**EXERCISE REQUIREMENTS:**
Would you set down every entry shown below, precisely as written?
***** LISTED RECORDS
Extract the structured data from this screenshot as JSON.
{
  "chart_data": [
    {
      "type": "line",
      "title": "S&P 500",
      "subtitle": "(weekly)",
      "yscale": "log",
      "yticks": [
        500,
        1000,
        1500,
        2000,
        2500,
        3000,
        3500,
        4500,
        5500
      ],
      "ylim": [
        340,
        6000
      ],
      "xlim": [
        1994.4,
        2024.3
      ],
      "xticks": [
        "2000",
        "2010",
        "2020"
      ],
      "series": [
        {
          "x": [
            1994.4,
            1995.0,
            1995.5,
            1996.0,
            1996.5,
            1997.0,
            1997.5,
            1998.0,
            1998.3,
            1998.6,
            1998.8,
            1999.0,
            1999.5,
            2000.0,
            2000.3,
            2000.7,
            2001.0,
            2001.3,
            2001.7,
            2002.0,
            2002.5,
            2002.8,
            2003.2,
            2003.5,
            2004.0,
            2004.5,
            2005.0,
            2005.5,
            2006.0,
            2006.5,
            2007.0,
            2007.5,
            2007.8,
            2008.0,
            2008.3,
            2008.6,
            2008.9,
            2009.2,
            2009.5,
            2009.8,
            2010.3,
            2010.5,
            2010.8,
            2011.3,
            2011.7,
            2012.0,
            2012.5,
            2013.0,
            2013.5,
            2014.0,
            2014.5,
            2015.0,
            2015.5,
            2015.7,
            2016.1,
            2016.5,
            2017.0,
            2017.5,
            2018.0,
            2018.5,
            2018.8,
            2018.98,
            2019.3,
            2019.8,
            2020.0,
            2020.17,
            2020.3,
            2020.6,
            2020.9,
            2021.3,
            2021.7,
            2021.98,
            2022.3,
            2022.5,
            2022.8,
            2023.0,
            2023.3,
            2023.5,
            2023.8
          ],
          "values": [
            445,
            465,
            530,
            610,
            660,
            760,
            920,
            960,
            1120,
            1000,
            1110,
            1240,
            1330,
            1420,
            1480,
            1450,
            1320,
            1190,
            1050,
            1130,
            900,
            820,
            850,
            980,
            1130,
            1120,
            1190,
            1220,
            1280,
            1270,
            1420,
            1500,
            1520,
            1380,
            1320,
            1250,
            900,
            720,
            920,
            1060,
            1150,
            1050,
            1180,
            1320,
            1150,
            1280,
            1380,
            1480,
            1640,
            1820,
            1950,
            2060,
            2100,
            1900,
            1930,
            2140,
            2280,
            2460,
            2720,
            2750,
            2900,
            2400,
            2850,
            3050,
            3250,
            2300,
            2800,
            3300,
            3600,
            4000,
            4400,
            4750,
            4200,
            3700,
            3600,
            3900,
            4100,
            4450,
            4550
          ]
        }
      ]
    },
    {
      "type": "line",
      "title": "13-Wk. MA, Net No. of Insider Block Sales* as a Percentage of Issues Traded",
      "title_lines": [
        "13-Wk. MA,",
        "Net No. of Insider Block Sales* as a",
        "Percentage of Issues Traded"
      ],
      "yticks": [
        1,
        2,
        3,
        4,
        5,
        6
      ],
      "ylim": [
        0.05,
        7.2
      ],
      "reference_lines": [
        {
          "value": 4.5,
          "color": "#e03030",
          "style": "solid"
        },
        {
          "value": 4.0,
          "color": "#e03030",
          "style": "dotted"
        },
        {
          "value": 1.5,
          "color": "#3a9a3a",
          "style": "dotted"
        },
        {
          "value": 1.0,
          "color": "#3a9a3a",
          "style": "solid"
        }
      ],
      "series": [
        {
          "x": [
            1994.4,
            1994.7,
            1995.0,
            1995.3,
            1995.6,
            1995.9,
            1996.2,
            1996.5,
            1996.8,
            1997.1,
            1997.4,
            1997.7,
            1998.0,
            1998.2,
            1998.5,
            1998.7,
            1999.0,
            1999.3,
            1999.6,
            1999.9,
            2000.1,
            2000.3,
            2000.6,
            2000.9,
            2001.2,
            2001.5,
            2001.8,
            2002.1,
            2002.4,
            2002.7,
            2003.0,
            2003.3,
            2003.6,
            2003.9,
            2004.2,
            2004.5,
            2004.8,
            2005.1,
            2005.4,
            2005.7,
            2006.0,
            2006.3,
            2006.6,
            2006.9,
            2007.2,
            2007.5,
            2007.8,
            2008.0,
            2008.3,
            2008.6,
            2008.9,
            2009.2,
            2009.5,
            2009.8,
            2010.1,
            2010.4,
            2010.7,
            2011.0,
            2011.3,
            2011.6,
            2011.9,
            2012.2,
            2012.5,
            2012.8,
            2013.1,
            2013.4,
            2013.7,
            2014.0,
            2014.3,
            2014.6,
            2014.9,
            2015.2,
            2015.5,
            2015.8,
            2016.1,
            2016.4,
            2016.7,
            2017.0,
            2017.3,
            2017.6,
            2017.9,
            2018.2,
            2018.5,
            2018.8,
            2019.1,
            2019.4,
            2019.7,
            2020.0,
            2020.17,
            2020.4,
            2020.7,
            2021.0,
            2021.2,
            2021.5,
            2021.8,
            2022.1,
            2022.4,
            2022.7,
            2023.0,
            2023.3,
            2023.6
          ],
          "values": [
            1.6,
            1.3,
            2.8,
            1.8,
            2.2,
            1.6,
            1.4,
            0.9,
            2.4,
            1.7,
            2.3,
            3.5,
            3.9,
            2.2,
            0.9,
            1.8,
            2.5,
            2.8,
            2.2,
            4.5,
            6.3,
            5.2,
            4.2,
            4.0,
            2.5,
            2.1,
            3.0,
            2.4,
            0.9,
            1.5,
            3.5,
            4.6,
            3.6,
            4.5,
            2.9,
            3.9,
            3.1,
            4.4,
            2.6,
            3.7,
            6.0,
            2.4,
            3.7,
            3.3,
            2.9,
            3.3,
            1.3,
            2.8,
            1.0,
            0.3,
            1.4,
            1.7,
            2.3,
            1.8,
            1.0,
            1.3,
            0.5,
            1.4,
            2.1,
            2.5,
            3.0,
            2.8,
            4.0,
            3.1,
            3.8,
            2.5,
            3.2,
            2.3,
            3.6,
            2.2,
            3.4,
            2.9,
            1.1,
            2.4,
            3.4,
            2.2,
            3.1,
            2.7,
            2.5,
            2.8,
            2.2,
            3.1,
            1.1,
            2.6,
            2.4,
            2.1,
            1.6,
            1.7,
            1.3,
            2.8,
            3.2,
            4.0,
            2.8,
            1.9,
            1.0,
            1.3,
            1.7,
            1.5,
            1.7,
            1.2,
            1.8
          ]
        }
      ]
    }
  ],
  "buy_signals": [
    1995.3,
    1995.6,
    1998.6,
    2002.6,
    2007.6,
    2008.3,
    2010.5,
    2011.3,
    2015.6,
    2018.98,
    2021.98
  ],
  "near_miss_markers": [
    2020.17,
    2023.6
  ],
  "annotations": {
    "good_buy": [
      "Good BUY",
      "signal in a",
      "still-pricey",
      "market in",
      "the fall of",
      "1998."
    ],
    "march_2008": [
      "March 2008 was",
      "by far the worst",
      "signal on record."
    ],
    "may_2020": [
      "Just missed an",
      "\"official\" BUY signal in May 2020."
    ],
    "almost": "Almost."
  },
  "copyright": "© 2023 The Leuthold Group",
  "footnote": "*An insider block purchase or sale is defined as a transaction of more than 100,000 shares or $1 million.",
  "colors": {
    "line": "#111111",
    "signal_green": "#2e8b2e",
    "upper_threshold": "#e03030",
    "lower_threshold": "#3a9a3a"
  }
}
**********
**RESPONSE TO THE TASK:**
Extract the structured data from this screenshot as JSON.
{
  "chart_data": [
    {
      "type": "line",
      "title": "S&P 500",
      "subtitle": "(weekly)",
      "yscale": "log",
      "yticks": [
        500,
        1000,
        1500,
        2000,
        2500,
        3000,
        3500,
        4500,
        5500
      ],
      "ylim": [
        340,
        6000
      ],
      "xlim": [
        1994.4,
        2024.3
      ],
      "xticks": [
        "2000",
        "2010",
        "2020"
      ],
      "series": [
        {
          "x": [
            1994.4,
            1995.0,
            1995.5,
            1996.0,
            1996.5,
            1997.0,
            1997.5,
            1998.0,
            1998.3,
            1998.6,
            1998.8,
            1999.0,
            1999.5,
            2000.0,
            2000.3,
            2000.7,
            2001.0,
            2001.3,
            2001.7,
            2002.0,
            2002.5,
            2002.8,
            2003.2,
            2003.5,
            2004.0,
            2004.5,
            2005.0,
            2005.5,
            2006.0,
            2006.5,
            2007.0,
            2007.5,
            2007.8,
            2008.0,
            2008.3,
            2008.6,
            2008.9,
            2009.2,
            2009.5,
            2009.8,
            2010.3,
            2010.5,
            2010.8,
            2011.3,
            2011.7,
            2012.0,
            2012.5,
            2013.0,
            2013.5,
            2014.0,
            2014.5,
            2015.0,
            2015.5,
            2015.7,
            2016.1,
            2016.5,
            2017.0,
            2017.5,
            2018.0,
            2018.5,
            2018.8,
            2018.98,
            2019.3,
            2019.8,
            2020.0,
            2020.17,
            2020.3,
            2020.6,
            2020.9,
            2021.3,
            2021.7,
            2021.98,
            2022.3,
            2022.5,
            2022.8,
            2023.0,
            2023.3,
            2023.5,
            2023.8
          ],
          "values": [
            445,
            465,
            530,
            610,
            660,
            760,
            920,
            960,
            1120,
            1000,
            1110,
            1240,
            1330,
            1420,
            1480,
            1450,
            1320,
            1190,
            1050,
            1130,
            900,
            820,
            850,
            980,
            1130,
            1120,
            1190,
            1220,
            1280,
            1270,
            1420,
            1500,
            1520,
            1380,
            1320,
            1250,
            900,
            720,
            920,
            1060,
            1150,
            1050,
            1180,
            1320,
            1150,
            1280,
            1380,
            1480,
            1640,
            1820,
            1950,
            2060,
            2100,
            1900,
            1930,
            2140,
            2280,
            2460,
            2720,
            2750,
            2900,
            2400,
            2850,
            3050,
            3250,
            2300,
            2800,
            3300,
            3600,
            4000,
            4400,
            4750,
            4200,
            3700,
            3600,
            3900,
            4100,
            4450,
            4550
          ]
        }
      ]
    },
    {
      "type": "line",
      "title": "13-Wk. MA, Net No. of Insider Block Sales* as a Percentage of Issues Traded",
      "title_lines": [
        "13-Wk. MA,",
        "Net No. of Insider Block Sales* as a",
        "Percentage of Issues Traded"
      ],
      "yticks": [
        1,
        2,
        3,
        4,
        5,
        6
      ],
      "ylim": [
        0.05,
        7.2
      ],
      "reference_lines": [
        {
          "value": 4.5,
          "color": "#e03030",
          "style": "solid"
        },
        {
          "value": 4.0,
          "color": "#e03030",
          "style": "dotted"
        },
        {
          "value": 1.5,
          "color": "#3a9a3a",
          "style": "dotted"
        },
        {
          "value": 1.0,
          "color": "#3a9a3a",
          "style": "solid"
        }
      ],
      "series": [
        {
          "x": [
            1994.4,
            1994.7,
            1995.0,
            1995.3,
            1995.6,
            1995.9,
            1996.2,
            1996.5,
            1996.8,
            1997.1,
            1997.4,
            1997.7,
            1998.0,
            1998.2,
            1998.5,
            1998.7,
            1999.0,
            1999.3,
            1999.6,
            1999.9,
            2000.1,
            2000.3,
            2000.6,
            2000.9,
            2001.2,
            2001.5,
            2001.8,
            2002.1,
            2002.4,
            2002.7,
            2003.0,
            2003.3,
            2003.6,
            2003.9,
            2004.2,
            2004.5,
            2004.8,
            2005.1,
            2005.4,
            2005.7,
            2006.0,
            2006.3,
            2006.6,
            2006.9,
            2007.2,
            2007.5,
            2007.8,
            2008.0,
            2008.3,
            2008.6,
            2008.9,
            2009.2,
            2009.5,
            2009.8,
            2010.1,
            2010.4,
            2010.7,
            2011.0,
            2011.3,
            2011.6,
            2011.9,
            2012.2,
            2012.5,
            2012.8,
            2013.1,
            2013.4,
            2013.7,
            2014.0,
            2014.3,
            2014.6,
            2014.9,
            2015.2,
            2015.5,
            2015.8,
            2016.1,
            2016.4,
            2016.7,
            2017.0,
            2017.3,
            2017.6,
            2017.9,
            2018.2,
            2018.5,
            2018.8,
            2019.1,
            2019.4,
            2019.7,
            2020.0,
            2020.17,
            2020.4,
            2020.7,
            2021.0,
            2021.2,
            2021.5,
            2021.8,
            2022.1,
            2022.4,
            2022.7,
            2023.0,
            2023.3,
            2023.6
          ],
          "values": [
            1.6,
            1.3,
            2.8,
            1.8,
            2.2,
            1.6,
            1.4,
            0.9,
            2.4,
            1.7,
            2.3,
            3.5,
            3.9,
            2.2,
            0.9,
            1.8,
            2.5,
            2.8,
            2.2,
            4.5,
            6.3,
            5.2,
            4.2,
            4.0,
            2.5,
            2.1,
            3.0,
            2.4,
            0.9,
            1.5,
            3.5,
            4.6,
            3.6,
            4.5,
            2.9,
            3.9,
            3.1,
            4.4,
            2.6,
            3.7,
            6.0,
            2.4,
            3.7,
            3.3,
            2.9,
            3.3,
            1.3,
            2.8,
            1.0,
            0.3,
            1.4,
            1.7,
            2.3,
            1.8,
            1.0,
            1.3,
            0.5,
            1.4,
            2.1,
            2.5,
            3.0,
            2.8,
            4.0,
            3.1,
            3.8,
            2.5,
            3.2,
            2.3,
            3.6,
            2.2,
            3.4,
            2.9,
            1.1,
            2.4,
            3.4,
            2.2,
            3.1,
            2.7,
            2.5,
            2.8,
            2.2,
            3.1,
            1.1,
            2.6,
            2.4,
            2.1,
            1.6,
            1.7,
            1.3,
            2.8,
            3.2,
            4.0,
            2.8,
            1.9,
            1.0,
            1.3,
            1.7,
            1.5,
            1.7,
            1.2,
            1.8
          ]
        }
      ]
    }
  ],
  "buy_signals": [
    1995.3,
    1995.6,
    1998.6,
    2002.6,
    2007.6,
    2008.3,
    2010.5,
    2011.3,
    2015.6,
    2018.98,
    2021.98
  ],
  "near_miss_markers": [
    2020.17,
    2023.6
  ],
  "annotations": {
    "good_buy": [
      "Good BUY",
      "signal in a",
      "still-pricey",
      "market in",
      "the fall of",
      "1998."
    ],
    "march_2008": [
      "March 2008 was",
      "by far the worst",
      "signal on record."
    ],
    "may_2020": [
      "Just missed an",
      "\"official\" BUY signal in May 2020."
    ],
    "almost": "Almost."
  },
  "copyright": "© 2023 The Leuthold Group",
  "footnote": "*An insider block purchase or sale is defined as a transaction of more than 100,000 shares or $1 million.",
  "colors": {
    "line": "#111111",
    "signal_green": "#2e8b2e",
    "upper_threshold": "#e03030",
    "lower_threshold": "#3a9a3a"
  }
}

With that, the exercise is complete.